[Records from a data collection]
····················

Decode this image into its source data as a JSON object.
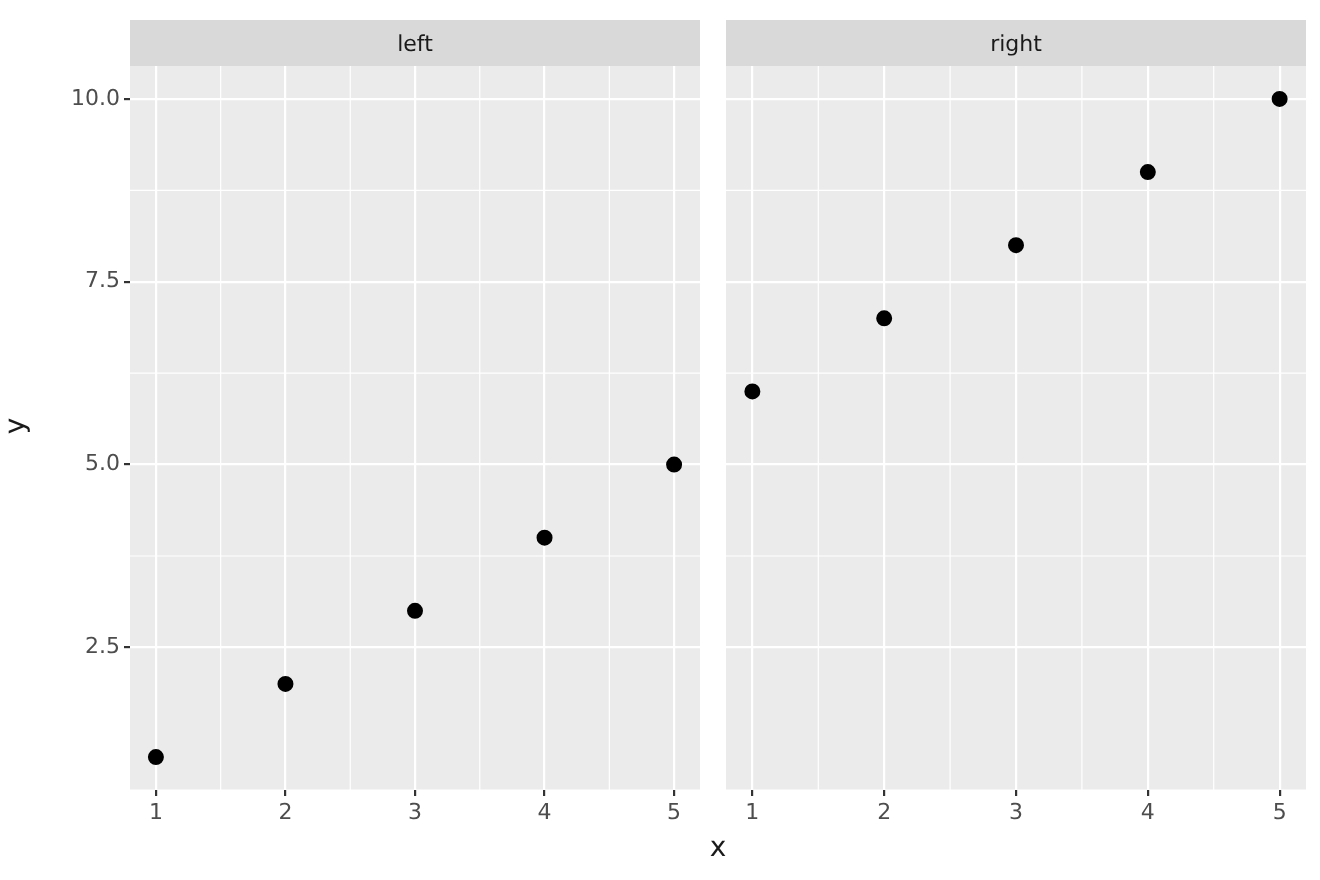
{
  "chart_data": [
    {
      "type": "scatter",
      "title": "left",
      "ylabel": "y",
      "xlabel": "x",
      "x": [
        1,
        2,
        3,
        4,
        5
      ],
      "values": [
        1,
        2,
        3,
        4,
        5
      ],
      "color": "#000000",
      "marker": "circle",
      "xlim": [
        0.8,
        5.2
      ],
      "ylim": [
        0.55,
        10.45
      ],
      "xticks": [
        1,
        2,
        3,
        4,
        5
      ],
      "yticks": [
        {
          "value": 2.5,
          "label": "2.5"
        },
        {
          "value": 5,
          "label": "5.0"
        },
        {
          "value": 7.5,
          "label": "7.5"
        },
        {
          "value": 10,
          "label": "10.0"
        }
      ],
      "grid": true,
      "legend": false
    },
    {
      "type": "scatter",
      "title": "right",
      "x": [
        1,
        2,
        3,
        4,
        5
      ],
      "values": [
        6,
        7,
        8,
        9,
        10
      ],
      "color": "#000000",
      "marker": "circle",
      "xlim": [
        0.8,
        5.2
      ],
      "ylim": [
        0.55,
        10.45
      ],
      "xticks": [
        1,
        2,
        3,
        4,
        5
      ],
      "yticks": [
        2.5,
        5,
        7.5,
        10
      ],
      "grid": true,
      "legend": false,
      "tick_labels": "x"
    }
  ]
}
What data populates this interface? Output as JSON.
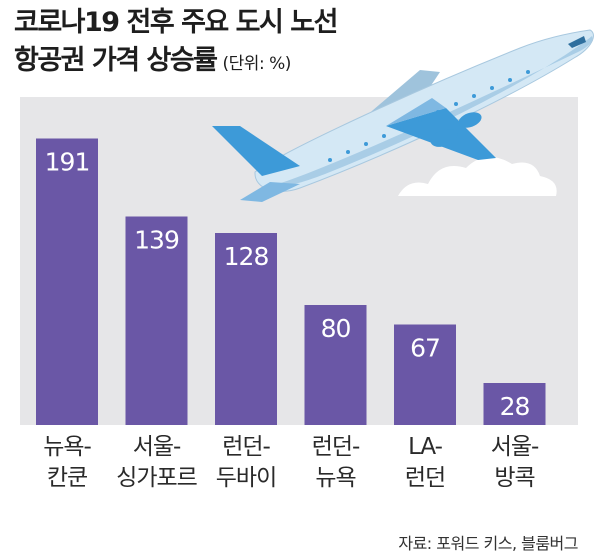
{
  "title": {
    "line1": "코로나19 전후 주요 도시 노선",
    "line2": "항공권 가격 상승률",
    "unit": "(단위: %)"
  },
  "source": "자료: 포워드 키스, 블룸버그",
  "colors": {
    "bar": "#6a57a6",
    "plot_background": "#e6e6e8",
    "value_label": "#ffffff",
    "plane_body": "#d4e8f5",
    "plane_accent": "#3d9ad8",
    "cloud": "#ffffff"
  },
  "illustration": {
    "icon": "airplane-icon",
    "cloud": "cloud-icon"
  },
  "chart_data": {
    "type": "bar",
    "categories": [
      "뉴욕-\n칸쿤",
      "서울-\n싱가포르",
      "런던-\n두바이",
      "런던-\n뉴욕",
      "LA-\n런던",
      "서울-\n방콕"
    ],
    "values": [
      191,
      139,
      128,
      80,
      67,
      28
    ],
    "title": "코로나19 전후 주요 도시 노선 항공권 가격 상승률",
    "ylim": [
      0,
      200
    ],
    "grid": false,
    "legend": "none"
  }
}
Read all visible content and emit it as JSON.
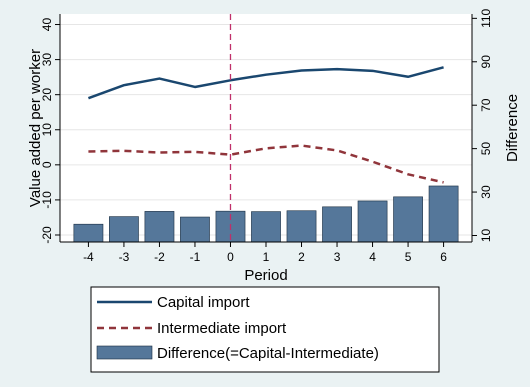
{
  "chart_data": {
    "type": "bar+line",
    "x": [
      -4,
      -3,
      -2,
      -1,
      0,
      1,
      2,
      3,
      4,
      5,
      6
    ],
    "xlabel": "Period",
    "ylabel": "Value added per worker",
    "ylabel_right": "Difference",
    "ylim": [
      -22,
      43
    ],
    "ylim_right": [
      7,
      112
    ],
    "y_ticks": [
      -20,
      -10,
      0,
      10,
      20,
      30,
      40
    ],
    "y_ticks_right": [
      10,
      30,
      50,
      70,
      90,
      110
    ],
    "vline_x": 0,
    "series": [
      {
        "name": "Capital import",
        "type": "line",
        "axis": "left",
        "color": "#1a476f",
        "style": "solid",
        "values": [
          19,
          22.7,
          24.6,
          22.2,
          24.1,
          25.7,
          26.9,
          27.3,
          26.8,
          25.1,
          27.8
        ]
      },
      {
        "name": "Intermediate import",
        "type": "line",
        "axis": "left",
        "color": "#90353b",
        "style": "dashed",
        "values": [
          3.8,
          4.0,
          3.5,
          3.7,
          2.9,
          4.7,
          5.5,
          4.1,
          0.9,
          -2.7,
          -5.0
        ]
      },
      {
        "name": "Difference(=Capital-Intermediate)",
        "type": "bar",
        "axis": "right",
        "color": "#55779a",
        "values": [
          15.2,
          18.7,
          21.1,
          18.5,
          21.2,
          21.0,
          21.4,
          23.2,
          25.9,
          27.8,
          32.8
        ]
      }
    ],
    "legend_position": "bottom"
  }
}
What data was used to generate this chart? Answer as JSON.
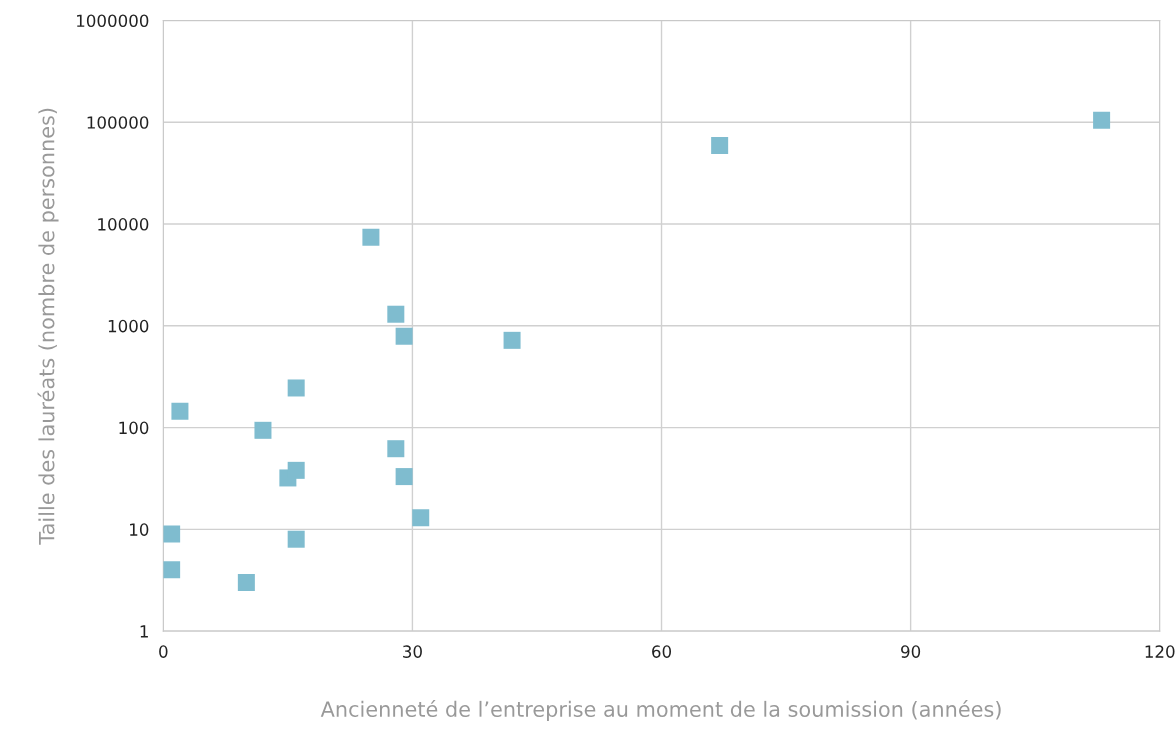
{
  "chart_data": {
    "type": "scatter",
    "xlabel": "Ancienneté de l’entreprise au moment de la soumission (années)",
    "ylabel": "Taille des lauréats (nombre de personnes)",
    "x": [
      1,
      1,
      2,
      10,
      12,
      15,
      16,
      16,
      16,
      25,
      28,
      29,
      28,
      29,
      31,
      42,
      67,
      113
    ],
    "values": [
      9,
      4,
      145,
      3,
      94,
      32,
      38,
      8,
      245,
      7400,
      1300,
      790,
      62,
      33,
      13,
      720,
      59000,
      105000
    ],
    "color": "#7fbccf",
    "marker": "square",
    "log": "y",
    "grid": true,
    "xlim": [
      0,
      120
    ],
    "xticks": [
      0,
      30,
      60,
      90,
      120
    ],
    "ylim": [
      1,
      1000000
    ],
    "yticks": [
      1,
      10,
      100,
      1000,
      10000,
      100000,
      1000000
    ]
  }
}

····················

*TASK OBJECTIVE*.
Every line above should be returned word for word, with the pictures left behind.

*RESULT FOR THIS TASK*.
Decode this image into its source data as a JSON object.
{
  "chart_data": [
    {
      "type": "scatter",
      "title": "left",
      "ylabel": "y",
      "xlabel": "x",
      "x": [
        1,
        2,
        3,
        4,
        5
      ],
      "values": [
        1,
        2,
        3,
        4,
        5
      ],
      "color": "#000000",
      "marker": "circle",
      "xlim": [
        0.8,
        5.2
      ],
      "ylim": [
        0.55,
        10.45
      ],
      "xticks": [
        1,
        2,
        3,
        4,
        5
      ],
      "yticks": [
        {
          "value": 2.5,
          "label": "2.5"
        },
        {
          "value": 5,
          "label": "5.0"
        },
        {
          "value": 7.5,
          "label": "7.5"
        },
        {
          "value": 10,
          "label": "10.0"
        }
      ],
      "grid": true,
      "legend": false
    },
    {
      "type": "scatter",
      "title": "right",
      "x": [
        1,
        2,
        3,
        4,
        5
      ],
      "values": [
        6,
        7,
        8,
        9,
        10
      ],
      "color": "#000000",
      "marker": "circle",
      "xlim": [
        0.8,
        5.2
      ],
      "ylim": [
        0.55,
        10.45
      ],
      "xticks": [
        1,
        2,
        3,
        4,
        5
      ],
      "yticks": [
        2.5,
        5,
        7.5,
        10
      ],
      "grid": true,
      "legend": false,
      "tick_labels": "x"
    }
  ]
}
What data populates this interface? Output as JSON.
{
  "title": {
    "line1": "코로나19 전후 주요 도시 노선",
    "line2": "항공권 가격 상승률",
    "unit": "(단위: %)"
  },
  "source": "자료: 포워드 키스, 블룸버그",
  "colors": {
    "bar": "#6a57a6",
    "plot_background": "#e6e6e8",
    "value_label": "#ffffff",
    "plane_body": "#d4e8f5",
    "plane_accent": "#3d9ad8",
    "cloud": "#ffffff"
  },
  "illustration": {
    "icon": "airplane-icon",
    "cloud": "cloud-icon"
  },
  "chart_data": {
    "type": "bar",
    "categories": [
      "뉴욕-\n칸쿤",
      "서울-\n싱가포르",
      "런던-\n두바이",
      "런던-\n뉴욕",
      "LA-\n런던",
      "서울-\n방콕"
    ],
    "values": [
      191,
      139,
      128,
      80,
      67,
      28
    ],
    "title": "코로나19 전후 주요 도시 노선 항공권 가격 상승률",
    "ylim": [
      0,
      200
    ],
    "grid": false,
    "legend": "none"
  }
}
Read all visible content and emit it as JSON.
{
  "chart_data": {
    "type": "bar+line",
    "x": [
      -4,
      -3,
      -2,
      -1,
      0,
      1,
      2,
      3,
      4,
      5,
      6
    ],
    "xlabel": "Period",
    "ylabel": "Value added per worker",
    "ylabel_right": "Difference",
    "ylim": [
      -22,
      43
    ],
    "ylim_right": [
      7,
      112
    ],
    "y_ticks": [
      -20,
      -10,
      0,
      10,
      20,
      30,
      40
    ],
    "y_ticks_right": [
      10,
      30,
      50,
      70,
      90,
      110
    ],
    "vline_x": 0,
    "series": [
      {
        "name": "Capital import",
        "type": "line",
        "axis": "left",
        "color": "#1a476f",
        "style": "solid",
        "values": [
          19,
          22.7,
          24.6,
          22.2,
          24.1,
          25.7,
          26.9,
          27.3,
          26.8,
          25.1,
          27.8
        ]
      },
      {
        "name": "Intermediate import",
        "type": "line",
        "axis": "left",
        "color": "#90353b",
        "style": "dashed",
        "values": [
          3.8,
          4.0,
          3.5,
          3.7,
          2.9,
          4.7,
          5.5,
          4.1,
          0.9,
          -2.7,
          -5.0
        ]
      },
      {
        "name": "Difference(=Capital-Intermediate)",
        "type": "bar",
        "axis": "right",
        "color": "#55779a",
        "values": [
          15.2,
          18.7,
          21.1,
          18.5,
          21.2,
          21.0,
          21.4,
          23.2,
          25.9,
          27.8,
          32.8
        ]
      }
    ],
    "legend_position": "bottom"
  }
}
What data was used to generate this chart? Answer as JSON.
{
  "chart_data": {
    "type": "scatter",
    "xlabel": "Ancienneté de l’entreprise au moment de la soumission (années)",
    "ylabel": "Taille des lauréats (nombre de personnes)",
    "x": [
      1,
      1,
      2,
      10,
      12,
      15,
      16,
      16,
      16,
      25,
      28,
      29,
      28,
      29,
      31,
      42,
      67,
      113
    ],
    "values": [
      9,
      4,
      145,
      3,
      94,
      32,
      38,
      8,
      245,
      7400,
      1300,
      790,
      62,
      33,
      13,
      720,
      59000,
      105000
    ],
    "color": "#7fbccf",
    "marker": "square",
    "log": "y",
    "grid": true,
    "xlim": [
      0,
      120
    ],
    "xticks": [
      0,
      30,
      60,
      90,
      120
    ],
    "ylim": [
      1,
      1000000
    ],
    "yticks": [
      1,
      10,
      100,
      1000,
      10000,
      100000,
      1000000
    ]
  }
}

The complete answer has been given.